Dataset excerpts
◇ ◇ ◇ ◇ ◇

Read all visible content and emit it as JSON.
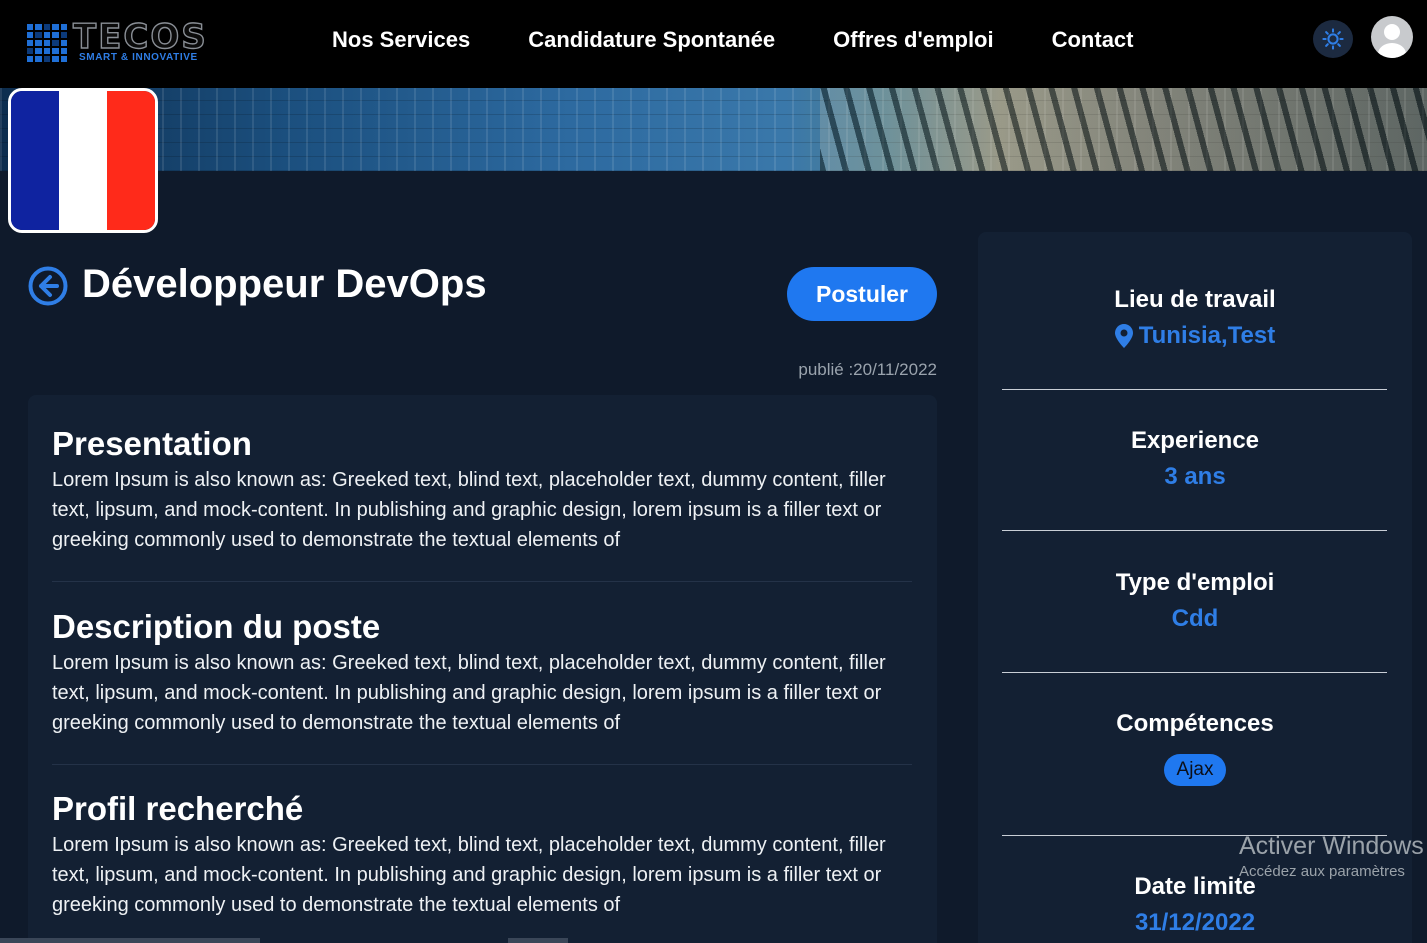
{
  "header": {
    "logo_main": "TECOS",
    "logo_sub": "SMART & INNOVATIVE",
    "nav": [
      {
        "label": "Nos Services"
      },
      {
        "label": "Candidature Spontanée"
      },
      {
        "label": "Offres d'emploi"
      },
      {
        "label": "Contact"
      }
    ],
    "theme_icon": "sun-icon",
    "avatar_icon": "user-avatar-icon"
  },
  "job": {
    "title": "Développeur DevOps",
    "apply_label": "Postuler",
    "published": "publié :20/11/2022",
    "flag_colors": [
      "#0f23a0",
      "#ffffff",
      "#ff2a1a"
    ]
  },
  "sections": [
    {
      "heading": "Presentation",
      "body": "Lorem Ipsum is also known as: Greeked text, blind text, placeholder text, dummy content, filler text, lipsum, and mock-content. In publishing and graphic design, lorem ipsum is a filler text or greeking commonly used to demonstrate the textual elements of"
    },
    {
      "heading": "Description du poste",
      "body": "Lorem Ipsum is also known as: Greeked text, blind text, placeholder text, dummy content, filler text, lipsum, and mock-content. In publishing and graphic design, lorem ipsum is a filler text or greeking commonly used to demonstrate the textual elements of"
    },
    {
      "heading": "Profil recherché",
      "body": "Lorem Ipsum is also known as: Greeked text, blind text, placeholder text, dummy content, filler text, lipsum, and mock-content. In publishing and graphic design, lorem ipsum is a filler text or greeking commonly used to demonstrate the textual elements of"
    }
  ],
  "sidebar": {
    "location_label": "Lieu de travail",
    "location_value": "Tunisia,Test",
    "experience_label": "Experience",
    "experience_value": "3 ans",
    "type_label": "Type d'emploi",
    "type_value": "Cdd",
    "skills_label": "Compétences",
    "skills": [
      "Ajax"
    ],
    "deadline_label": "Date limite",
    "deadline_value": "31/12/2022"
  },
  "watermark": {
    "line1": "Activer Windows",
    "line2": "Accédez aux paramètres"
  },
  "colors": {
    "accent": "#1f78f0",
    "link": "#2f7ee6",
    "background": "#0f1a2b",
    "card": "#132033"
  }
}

◇ ◇ ◇ ◇ ◇

§ WORK TO DO: Reproduce every line precisely as given, omitting all pictures.

§ OUTPUT BELOW:
Read all visible content and emit it as JSON.
{
  "header": {
    "logo_main": "TECOS",
    "logo_sub": "SMART & INNOVATIVE",
    "nav": [
      {
        "label": "Nos Services"
      },
      {
        "label": "Candidature Spontanée"
      },
      {
        "label": "Offres d'emploi"
      },
      {
        "label": "Contact"
      }
    ],
    "theme_icon": "sun-icon",
    "avatar_icon": "user-avatar-icon"
  },
  "job": {
    "title": "Développeur DevOps",
    "apply_label": "Postuler",
    "published": "publié :20/11/2022",
    "flag_colors": [
      "#0f23a0",
      "#ffffff",
      "#ff2a1a"
    ]
  },
  "sections": [
    {
      "heading": "Presentation",
      "body": "Lorem Ipsum is also known as: Greeked text, blind text, placeholder text, dummy content, filler text, lipsum, and mock-content. In publishing and graphic design, lorem ipsum is a filler text or greeking commonly used to demonstrate the textual elements of"
    },
    {
      "heading": "Description du poste",
      "body": "Lorem Ipsum is also known as: Greeked text, blind text, placeholder text, dummy content, filler text, lipsum, and mock-content. In publishing and graphic design, lorem ipsum is a filler text or greeking commonly used to demonstrate the textual elements of"
    },
    {
      "heading": "Profil recherché",
      "body": "Lorem Ipsum is also known as: Greeked text, blind text, placeholder text, dummy content, filler text, lipsum, and mock-content. In publishing and graphic design, lorem ipsum is a filler text or greeking commonly used to demonstrate the textual elements of"
    }
  ],
  "sidebar": {
    "location_label": "Lieu de travail",
    "location_value": "Tunisia,Test",
    "experience_label": "Experience",
    "experience_value": "3 ans",
    "type_label": "Type d'emploi",
    "type_value": "Cdd",
    "skills_label": "Compétences",
    "skills": [
      "Ajax"
    ],
    "deadline_label": "Date limite",
    "deadline_value": "31/12/2022"
  },
  "watermark": {
    "line1": "Activer Windows",
    "line2": "Accédez aux paramètres"
  },
  "colors": {
    "accent": "#1f78f0",
    "link": "#2f7ee6",
    "background": "#0f1a2b",
    "card": "#132033"
  }
}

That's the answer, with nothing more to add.